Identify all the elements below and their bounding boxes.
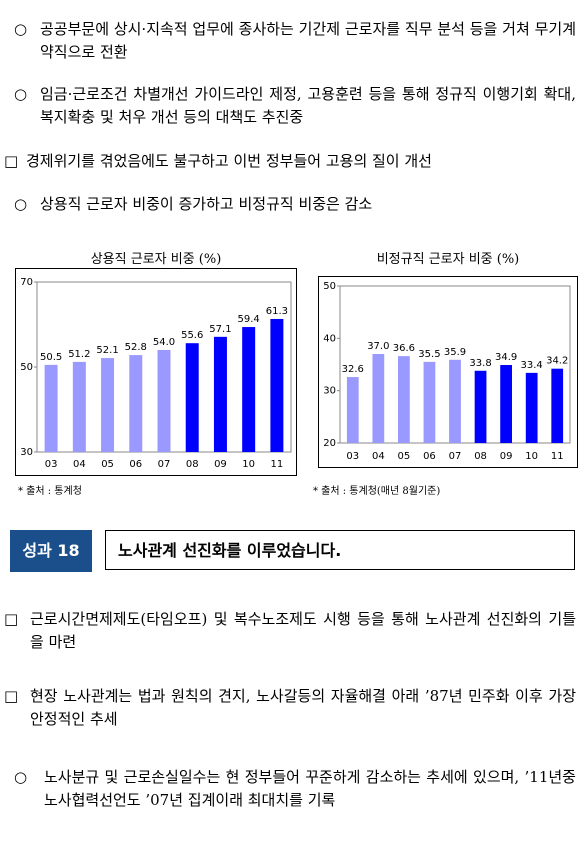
- value-label: 33.4: [521, 360, 543, 371]
- value-label: 50.5: [40, 352, 62, 363]
- value-label: 34.2: [546, 356, 568, 367]
- x-tick-label: 08: [474, 451, 487, 462]
- bar: [242, 327, 256, 452]
- value-label: 37.0: [367, 341, 389, 352]
- y-tick-label: 30: [20, 447, 33, 458]
- bullet-marker: □: [4, 687, 19, 705]
- x-tick-label: 09: [500, 451, 513, 462]
- chart-source: * 출처 : 통계청: [18, 486, 82, 497]
- bar: [101, 358, 115, 452]
- x-tick-label: 06: [423, 451, 436, 462]
- y-tick-label: 50: [20, 362, 33, 373]
- value-label: 57.1: [209, 324, 231, 335]
- x-tick-label: 09: [214, 459, 227, 470]
- value-label: 36.6: [393, 343, 415, 354]
- bar: [346, 377, 359, 443]
- bullet-item: ○ 공공부문에 상시·지속적 업무에 종사하는 기간제 근로자를 직무 분석 등을…: [14, 18, 576, 64]
- bar: [72, 361, 86, 452]
- bullet-text: 노사분규 및 근로손실일수는 현 정부들어 꾸준하게 감소하는 추세에 있으며,…: [44, 768, 576, 809]
- bullet-text: 경제위기를 겪었음에도 불구하고 이번 정부들어 고용의 질이 개선: [26, 152, 432, 170]
- bullet-marker: □: [4, 610, 19, 628]
- chart-frame: [318, 276, 578, 468]
- value-label: 59.4: [238, 314, 260, 325]
- bullet-text: 공공부문에 상시·지속적 업무에 종사하는 기간제 근로자를 직무 분석 등을 …: [40, 20, 576, 61]
- chart: 20 30 40 50 03 32.6 04 37.0 05 36.6 06 35.5 07 35.9 08…: [318, 276, 578, 468]
- bullet-item: ○ 임금·근로조건 차별개선 가이드라인 제정, 고용훈련 등을 통해 정규직 이…: [14, 83, 576, 129]
- value-label: 52.1: [96, 345, 118, 356]
- y-tick-label: 40: [323, 333, 336, 344]
- bullet-text: 근로시간면제제도(타임오프) 및 복수노조제도 시행 등을 통해 노사관계 선진…: [30, 610, 576, 651]
- value-label: 51.2: [68, 349, 90, 360]
- bar: [157, 350, 171, 452]
- value-label: 32.6: [342, 364, 364, 375]
- x-tick-label: 10: [242, 459, 255, 470]
- bar: [551, 368, 564, 443]
- y-tick-label: 30: [323, 386, 336, 397]
- x-tick-label: 11: [271, 459, 284, 470]
- value-label: 35.9: [444, 347, 466, 358]
- x-tick-label: 07: [158, 459, 171, 470]
- bullet-marker: ○: [14, 768, 28, 786]
- bullet-item: ○ 노사분규 및 근로손실일수는 현 정부들어 꾸준하게 감소하는 추세에 있으며…: [14, 766, 576, 812]
- chart-title: 비정규직 근로자 비중 (%): [376, 252, 520, 267]
- bar: [500, 365, 512, 443]
- x-tick-label: 05: [398, 451, 411, 462]
- y-tick-label: 20: [323, 438, 336, 449]
- value-label: 33.8: [469, 358, 491, 369]
- value-label: 61.3: [266, 306, 288, 317]
- bar: [270, 318, 284, 452]
- bullet-marker: ○: [14, 85, 28, 103]
- bar: [44, 364, 58, 452]
- chart-frame: [15, 268, 297, 476]
- bar: [449, 359, 461, 443]
- value-label: 54.0: [153, 337, 175, 348]
- chart-source: * 출처 : 통계청(매년 8월기준): [313, 486, 441, 497]
- x-tick-label: 03: [346, 451, 359, 462]
- x-tick-label: 08: [186, 459, 199, 470]
- bullet-text: 임금·근로조건 차별개선 가이드라인 제정, 고용훈련 등을 통해 정규직 이행…: [40, 85, 576, 126]
- bar: [213, 336, 227, 452]
- bar: [398, 356, 410, 443]
- bar: [372, 354, 385, 443]
- bullet-marker: ○: [14, 195, 28, 213]
- bullet-marker: ○: [14, 20, 28, 38]
- x-tick-label: 11: [551, 451, 564, 462]
- bar: [474, 370, 487, 443]
- section-title: 노사관계 선진화를 이루었습니다.: [105, 530, 575, 570]
- y-tick-label: 70: [20, 277, 33, 288]
- value-label: 35.5: [418, 349, 440, 360]
- section-badge: 성과 18: [10, 530, 92, 572]
- chart: 30 50 70 03 50.5 04 51.2 05 52.1 06 52.8 07 54.0 08 55…: [15, 268, 297, 476]
- x-tick-label: 06: [129, 459, 142, 470]
- x-tick-label: 10: [525, 451, 538, 462]
- bar: [129, 355, 143, 452]
- x-tick-label: 07: [449, 451, 462, 462]
- bar: [423, 361, 436, 443]
- value-label: 52.8: [125, 342, 147, 353]
- x-tick-label: 04: [73, 459, 86, 470]
- bullet-text: 현장 노사관계는 법과 원칙의 견지, 노사갈등의 자율해결 아래 ’87년 민…: [30, 687, 576, 728]
- bullet-item: ○ 상용직 근로자 비중이 증가하고 비정규직 비중은 감소: [14, 193, 576, 216]
- y-tick-label: 50: [323, 281, 336, 292]
- bar: [525, 372, 538, 443]
- bullet-item: □ 경제위기를 겪었음에도 불구하고 이번 정부들어 고용의 질이 개선: [4, 150, 576, 173]
- bullet-text: 상용직 근로자 비중이 증가하고 비정규직 비중은 감소: [40, 195, 373, 213]
- bullet-item: □ 근로시간면제제도(타임오프) 및 복수노조제도 시행 등을 통해 노사관계 선…: [4, 608, 576, 654]
- bar: [185, 343, 199, 452]
- bullet-marker: □: [4, 152, 19, 170]
- x-tick-label: 04: [372, 451, 385, 462]
- bullet-item: □ 현장 노사관계는 법과 원칙의 견지, 노사갈등의 자율해결 아래 ’87년 …: [4, 685, 576, 731]
- x-tick-label: 05: [101, 459, 114, 470]
- x-tick-label: 03: [45, 459, 58, 470]
- chart-title: 상용직 근로자 비중 (%): [90, 252, 222, 267]
- value-label: 55.6: [181, 330, 203, 341]
- value-label: 34.9: [495, 352, 517, 363]
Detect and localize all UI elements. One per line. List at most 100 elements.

#####

* [Exercise aim]
Retype the entries from the line containing "- value-label: 33.4: [521, 360, 543, 371]" through the line containing "- x-tick-label: 09: [214, 459, 227, 470]", keeping both of those lines.

* [Solution to the problem]
- value-label: 33.4: [521, 360, 543, 371]
- value-label: 50.5: [40, 352, 62, 363]
- value-label: 34.2: [546, 356, 568, 367]
- x-tick-label: 08: [474, 451, 487, 462]
- bar: [242, 327, 256, 452]
- value-label: 37.0: [367, 341, 389, 352]
- y-tick-label: 30: [20, 447, 33, 458]
- bullet-marker: □: [4, 687, 19, 705]
- x-tick-label: 09: [500, 451, 513, 462]
- chart-source: * 출처 : 통계청: [18, 486, 82, 497]
- bar: [101, 358, 115, 452]
- x-tick-label: 06: [423, 451, 436, 462]
- y-tick-label: 50: [20, 362, 33, 373]
- value-label: 57.1: [209, 324, 231, 335]
- x-tick-label: 09: [214, 459, 227, 470]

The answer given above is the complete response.